### GOAL:
Count the lines below that contain the word "name", and report only that number.

### DATA:
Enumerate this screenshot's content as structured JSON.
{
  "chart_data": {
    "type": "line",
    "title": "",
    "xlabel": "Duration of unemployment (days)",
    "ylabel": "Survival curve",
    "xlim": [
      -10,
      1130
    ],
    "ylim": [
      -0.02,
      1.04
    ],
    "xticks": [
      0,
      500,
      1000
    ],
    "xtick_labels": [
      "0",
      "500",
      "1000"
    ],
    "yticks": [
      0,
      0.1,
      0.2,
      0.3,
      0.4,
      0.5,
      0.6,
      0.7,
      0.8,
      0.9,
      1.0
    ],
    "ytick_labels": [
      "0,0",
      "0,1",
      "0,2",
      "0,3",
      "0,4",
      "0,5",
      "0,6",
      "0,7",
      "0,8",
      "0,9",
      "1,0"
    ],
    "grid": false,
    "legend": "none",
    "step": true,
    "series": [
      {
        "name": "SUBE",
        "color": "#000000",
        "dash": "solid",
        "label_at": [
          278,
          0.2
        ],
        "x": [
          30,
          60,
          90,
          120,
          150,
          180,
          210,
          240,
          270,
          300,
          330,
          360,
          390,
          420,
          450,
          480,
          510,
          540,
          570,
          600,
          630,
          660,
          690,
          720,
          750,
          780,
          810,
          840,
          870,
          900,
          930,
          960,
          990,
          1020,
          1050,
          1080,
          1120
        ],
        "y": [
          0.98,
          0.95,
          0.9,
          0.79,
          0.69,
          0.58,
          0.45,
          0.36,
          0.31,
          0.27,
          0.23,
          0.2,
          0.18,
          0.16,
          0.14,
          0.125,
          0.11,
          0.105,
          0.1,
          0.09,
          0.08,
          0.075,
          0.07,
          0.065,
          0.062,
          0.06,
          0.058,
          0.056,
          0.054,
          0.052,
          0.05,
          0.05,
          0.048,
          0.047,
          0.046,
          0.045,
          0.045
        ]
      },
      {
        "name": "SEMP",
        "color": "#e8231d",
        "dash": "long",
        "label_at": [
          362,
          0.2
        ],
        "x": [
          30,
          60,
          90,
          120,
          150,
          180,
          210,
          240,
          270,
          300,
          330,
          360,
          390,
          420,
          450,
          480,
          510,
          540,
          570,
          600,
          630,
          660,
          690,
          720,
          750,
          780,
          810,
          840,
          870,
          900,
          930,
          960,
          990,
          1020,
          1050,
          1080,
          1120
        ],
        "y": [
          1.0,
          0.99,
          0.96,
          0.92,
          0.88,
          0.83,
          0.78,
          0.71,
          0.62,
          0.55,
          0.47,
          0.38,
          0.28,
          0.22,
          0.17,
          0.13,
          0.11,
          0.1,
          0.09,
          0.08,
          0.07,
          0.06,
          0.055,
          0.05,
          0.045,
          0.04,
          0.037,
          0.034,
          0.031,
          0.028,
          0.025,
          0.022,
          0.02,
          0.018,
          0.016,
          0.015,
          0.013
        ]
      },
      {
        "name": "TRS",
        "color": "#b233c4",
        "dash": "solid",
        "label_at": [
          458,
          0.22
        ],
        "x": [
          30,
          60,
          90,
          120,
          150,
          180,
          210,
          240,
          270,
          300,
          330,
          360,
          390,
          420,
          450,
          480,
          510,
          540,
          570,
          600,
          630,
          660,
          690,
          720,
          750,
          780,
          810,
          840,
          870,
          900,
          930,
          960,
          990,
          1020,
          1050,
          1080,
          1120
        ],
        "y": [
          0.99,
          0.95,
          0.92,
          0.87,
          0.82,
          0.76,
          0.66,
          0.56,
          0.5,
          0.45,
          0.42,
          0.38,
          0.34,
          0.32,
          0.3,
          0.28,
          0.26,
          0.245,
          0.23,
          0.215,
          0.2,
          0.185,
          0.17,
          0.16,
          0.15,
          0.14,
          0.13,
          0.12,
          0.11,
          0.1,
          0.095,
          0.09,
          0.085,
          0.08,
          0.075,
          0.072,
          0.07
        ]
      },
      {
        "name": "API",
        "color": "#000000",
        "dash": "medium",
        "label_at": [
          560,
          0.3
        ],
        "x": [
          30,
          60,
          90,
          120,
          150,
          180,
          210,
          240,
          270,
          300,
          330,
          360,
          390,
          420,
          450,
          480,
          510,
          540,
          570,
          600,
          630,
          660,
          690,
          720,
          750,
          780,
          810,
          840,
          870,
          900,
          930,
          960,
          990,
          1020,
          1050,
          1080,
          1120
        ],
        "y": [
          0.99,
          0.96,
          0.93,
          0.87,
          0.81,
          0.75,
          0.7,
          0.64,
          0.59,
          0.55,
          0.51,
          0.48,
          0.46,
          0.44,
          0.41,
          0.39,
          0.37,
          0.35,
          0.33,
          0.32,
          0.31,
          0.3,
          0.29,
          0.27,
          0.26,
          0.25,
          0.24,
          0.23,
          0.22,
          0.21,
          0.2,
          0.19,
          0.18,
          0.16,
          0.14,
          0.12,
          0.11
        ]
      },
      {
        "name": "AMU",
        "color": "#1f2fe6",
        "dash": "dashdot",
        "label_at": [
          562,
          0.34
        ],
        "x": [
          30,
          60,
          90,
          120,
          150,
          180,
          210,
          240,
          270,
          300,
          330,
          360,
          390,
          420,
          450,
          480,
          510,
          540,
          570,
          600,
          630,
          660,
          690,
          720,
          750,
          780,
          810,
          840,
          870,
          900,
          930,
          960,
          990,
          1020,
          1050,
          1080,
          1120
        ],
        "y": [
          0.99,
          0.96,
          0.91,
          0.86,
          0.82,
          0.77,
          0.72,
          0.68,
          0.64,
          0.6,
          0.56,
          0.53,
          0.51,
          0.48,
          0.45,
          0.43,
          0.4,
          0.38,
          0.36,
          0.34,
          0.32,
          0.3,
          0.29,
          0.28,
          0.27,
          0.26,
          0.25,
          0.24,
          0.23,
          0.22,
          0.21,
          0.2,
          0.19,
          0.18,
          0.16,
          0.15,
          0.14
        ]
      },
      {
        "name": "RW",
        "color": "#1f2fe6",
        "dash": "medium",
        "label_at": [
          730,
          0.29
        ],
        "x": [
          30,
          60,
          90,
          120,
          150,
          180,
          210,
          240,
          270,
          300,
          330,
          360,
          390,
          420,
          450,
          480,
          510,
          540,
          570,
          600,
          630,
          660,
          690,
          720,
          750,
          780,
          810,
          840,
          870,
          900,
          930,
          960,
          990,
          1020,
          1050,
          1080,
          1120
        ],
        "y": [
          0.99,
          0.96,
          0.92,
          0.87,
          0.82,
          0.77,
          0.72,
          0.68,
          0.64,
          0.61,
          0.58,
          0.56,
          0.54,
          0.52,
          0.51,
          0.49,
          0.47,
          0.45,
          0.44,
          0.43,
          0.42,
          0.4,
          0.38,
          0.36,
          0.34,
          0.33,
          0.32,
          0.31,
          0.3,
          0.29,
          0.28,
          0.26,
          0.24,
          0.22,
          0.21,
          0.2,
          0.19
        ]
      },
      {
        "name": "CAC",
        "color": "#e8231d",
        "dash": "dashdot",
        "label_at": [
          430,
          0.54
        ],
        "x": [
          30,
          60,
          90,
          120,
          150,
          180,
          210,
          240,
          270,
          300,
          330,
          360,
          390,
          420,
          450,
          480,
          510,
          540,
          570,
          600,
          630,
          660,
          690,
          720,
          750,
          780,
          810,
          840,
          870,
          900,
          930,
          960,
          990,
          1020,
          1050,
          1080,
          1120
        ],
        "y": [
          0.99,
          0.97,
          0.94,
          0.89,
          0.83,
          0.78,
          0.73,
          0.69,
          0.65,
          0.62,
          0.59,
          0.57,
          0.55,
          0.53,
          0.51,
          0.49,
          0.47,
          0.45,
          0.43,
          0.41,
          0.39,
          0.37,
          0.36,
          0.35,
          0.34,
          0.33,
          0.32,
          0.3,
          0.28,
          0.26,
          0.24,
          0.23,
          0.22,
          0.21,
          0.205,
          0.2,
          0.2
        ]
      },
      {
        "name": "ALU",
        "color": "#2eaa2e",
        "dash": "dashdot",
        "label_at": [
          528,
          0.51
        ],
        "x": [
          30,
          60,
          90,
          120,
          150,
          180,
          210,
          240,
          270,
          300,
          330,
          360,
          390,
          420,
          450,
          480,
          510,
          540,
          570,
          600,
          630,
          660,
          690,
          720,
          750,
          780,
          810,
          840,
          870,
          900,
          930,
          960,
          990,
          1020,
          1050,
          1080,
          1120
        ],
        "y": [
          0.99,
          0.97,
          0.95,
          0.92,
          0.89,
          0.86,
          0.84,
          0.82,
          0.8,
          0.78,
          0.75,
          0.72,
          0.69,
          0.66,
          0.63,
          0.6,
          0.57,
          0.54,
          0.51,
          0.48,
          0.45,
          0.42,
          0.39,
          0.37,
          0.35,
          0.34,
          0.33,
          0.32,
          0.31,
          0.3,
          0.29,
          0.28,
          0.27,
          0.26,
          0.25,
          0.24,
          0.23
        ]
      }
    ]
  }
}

### WRITTEN ANSWER:
8